Short problem —
Return each line containing "whose".

Saved data entries:
━━━━

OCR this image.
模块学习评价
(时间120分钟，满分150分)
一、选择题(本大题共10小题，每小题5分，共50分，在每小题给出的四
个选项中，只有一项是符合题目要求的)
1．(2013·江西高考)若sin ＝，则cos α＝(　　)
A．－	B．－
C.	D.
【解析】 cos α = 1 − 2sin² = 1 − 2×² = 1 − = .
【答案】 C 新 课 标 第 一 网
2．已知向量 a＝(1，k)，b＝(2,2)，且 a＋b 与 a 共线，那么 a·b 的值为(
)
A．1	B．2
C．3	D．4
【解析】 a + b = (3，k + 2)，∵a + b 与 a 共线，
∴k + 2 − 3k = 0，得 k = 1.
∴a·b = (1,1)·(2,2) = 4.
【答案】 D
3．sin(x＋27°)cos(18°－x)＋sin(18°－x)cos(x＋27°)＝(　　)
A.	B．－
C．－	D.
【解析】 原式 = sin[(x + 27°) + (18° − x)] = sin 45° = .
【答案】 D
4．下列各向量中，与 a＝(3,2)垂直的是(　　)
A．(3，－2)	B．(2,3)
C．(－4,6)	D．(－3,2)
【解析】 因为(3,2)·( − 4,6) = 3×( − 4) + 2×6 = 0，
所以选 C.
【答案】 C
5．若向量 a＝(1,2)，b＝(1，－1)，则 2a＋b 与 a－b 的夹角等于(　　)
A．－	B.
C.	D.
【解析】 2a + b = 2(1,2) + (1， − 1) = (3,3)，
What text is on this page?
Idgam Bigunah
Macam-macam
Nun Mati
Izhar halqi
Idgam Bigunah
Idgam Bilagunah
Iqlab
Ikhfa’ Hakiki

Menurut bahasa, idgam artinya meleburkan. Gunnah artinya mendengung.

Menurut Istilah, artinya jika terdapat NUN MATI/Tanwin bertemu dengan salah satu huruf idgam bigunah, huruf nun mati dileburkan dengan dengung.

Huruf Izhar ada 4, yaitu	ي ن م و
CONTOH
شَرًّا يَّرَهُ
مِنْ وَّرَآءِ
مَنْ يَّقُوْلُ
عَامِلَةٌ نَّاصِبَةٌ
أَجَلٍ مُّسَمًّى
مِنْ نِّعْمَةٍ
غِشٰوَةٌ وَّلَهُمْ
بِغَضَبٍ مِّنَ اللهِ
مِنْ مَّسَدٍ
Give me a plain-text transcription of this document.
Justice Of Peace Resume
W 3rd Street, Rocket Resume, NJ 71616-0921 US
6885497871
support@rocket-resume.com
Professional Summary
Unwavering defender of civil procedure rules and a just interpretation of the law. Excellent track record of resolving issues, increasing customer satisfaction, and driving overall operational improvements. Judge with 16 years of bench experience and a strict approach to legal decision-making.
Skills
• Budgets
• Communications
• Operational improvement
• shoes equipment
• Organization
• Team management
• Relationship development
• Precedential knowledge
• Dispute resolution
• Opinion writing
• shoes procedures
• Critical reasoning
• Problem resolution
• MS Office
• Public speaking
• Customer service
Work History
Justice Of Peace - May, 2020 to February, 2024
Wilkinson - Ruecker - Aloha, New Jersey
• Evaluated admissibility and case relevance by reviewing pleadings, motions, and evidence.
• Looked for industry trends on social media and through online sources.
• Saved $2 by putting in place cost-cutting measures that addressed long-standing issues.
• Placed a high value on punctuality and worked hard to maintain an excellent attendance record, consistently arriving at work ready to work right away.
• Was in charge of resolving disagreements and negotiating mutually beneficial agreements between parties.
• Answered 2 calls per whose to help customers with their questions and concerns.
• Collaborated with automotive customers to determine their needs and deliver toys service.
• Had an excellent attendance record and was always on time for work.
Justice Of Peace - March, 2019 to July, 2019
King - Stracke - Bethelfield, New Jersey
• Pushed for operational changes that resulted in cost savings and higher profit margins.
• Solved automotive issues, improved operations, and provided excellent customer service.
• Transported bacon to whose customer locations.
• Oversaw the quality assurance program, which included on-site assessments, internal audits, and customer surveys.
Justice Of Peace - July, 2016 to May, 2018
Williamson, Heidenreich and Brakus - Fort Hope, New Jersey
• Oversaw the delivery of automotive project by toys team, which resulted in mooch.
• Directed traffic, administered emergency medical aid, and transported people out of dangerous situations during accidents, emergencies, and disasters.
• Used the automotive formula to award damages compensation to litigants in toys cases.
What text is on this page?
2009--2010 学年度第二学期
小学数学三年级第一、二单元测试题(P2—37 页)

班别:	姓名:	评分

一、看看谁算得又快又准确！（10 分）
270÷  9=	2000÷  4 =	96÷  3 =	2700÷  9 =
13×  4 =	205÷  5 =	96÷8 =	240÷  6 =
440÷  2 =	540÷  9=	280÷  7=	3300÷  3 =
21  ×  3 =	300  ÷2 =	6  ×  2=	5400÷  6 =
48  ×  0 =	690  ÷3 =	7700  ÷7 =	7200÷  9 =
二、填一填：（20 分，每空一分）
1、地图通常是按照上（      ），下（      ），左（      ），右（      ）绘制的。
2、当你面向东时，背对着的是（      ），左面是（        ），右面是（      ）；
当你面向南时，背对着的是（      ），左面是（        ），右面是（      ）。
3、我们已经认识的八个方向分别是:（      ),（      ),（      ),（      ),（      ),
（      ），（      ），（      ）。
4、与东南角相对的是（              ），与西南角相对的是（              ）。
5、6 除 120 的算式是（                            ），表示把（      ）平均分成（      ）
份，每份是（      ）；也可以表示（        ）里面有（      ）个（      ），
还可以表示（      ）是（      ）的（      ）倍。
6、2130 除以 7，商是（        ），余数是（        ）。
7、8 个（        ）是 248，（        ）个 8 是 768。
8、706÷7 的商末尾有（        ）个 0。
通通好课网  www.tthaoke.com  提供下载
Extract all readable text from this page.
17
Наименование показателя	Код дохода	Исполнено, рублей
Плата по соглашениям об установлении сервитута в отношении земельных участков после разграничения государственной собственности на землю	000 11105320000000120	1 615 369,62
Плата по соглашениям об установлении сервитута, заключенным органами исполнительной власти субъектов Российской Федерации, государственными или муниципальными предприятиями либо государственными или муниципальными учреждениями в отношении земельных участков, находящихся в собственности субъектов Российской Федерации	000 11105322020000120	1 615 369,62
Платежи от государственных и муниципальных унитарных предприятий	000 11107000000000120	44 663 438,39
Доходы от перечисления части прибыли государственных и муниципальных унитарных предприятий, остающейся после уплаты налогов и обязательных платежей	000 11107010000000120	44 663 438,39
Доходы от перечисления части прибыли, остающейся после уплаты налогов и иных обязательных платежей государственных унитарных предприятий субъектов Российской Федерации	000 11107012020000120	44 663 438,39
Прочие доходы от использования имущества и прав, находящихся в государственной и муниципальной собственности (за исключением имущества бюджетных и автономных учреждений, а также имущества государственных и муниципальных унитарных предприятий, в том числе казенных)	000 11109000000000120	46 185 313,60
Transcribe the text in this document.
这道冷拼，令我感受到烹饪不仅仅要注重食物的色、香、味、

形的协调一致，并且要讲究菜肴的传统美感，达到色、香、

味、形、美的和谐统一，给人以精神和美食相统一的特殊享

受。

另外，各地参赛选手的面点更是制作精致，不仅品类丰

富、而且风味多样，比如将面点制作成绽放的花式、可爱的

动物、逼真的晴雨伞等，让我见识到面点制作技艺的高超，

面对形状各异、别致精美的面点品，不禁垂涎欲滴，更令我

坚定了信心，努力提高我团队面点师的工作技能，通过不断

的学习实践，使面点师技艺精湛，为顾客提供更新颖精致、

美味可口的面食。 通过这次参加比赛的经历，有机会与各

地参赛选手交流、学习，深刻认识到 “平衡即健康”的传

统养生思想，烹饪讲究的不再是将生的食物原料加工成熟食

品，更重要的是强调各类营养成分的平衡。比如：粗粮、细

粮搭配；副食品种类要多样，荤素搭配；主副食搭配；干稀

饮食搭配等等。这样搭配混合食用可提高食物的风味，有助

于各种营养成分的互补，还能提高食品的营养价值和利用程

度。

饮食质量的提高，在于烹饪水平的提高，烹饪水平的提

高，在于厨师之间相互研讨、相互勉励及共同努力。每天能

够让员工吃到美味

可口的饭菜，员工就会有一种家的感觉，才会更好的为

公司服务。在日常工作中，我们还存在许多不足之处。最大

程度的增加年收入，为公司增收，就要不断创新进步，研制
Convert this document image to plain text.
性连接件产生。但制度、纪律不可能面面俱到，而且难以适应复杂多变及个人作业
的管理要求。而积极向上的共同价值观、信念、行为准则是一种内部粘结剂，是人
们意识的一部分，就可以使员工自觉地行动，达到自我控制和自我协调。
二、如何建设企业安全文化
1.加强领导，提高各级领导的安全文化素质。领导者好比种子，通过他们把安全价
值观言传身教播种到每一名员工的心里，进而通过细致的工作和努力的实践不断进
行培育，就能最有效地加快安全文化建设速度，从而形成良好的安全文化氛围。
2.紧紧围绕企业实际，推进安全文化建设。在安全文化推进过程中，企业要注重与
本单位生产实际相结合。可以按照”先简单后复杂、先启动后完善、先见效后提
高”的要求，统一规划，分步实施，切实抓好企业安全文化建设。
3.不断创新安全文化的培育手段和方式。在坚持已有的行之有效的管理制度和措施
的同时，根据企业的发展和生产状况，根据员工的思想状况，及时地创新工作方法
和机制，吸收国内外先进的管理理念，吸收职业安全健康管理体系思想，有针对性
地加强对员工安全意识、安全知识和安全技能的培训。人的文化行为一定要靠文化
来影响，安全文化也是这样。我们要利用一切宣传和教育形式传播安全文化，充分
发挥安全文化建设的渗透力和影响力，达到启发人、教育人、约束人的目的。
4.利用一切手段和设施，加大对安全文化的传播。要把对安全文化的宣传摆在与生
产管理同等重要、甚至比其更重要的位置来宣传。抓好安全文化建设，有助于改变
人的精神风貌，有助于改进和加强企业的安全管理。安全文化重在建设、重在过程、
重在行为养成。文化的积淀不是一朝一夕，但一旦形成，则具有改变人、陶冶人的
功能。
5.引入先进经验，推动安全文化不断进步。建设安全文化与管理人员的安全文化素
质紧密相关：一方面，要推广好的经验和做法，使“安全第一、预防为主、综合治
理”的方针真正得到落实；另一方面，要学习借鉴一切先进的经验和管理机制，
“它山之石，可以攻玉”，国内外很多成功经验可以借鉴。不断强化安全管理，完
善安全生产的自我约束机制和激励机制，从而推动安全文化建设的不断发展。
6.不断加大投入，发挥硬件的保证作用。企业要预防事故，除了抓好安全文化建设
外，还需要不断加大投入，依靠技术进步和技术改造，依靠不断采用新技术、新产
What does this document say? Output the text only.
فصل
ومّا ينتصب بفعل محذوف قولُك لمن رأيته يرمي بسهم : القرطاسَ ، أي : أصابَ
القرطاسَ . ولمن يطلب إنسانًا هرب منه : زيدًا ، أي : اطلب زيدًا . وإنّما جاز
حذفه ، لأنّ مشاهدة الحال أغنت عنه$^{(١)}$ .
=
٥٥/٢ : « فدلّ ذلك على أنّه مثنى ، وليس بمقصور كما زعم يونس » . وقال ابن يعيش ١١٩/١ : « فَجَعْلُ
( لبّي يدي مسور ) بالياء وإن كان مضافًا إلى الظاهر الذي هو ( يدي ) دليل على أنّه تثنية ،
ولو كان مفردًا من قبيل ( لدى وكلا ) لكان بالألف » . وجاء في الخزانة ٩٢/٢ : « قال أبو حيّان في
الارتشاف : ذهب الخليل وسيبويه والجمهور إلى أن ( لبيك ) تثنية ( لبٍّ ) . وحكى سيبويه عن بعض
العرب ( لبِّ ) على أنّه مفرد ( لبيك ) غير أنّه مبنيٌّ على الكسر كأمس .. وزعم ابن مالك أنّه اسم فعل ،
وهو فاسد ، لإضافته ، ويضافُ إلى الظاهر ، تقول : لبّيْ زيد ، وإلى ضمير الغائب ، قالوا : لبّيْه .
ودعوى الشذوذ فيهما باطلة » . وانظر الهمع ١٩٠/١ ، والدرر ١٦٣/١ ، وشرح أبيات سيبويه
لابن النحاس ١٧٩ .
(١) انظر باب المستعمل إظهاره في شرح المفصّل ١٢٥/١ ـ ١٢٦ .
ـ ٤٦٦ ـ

━━━━

Answer to the problem —
• Answered 2 calls per whose to help customers with their questions and concerns.
• Transported bacon to whose customer locations.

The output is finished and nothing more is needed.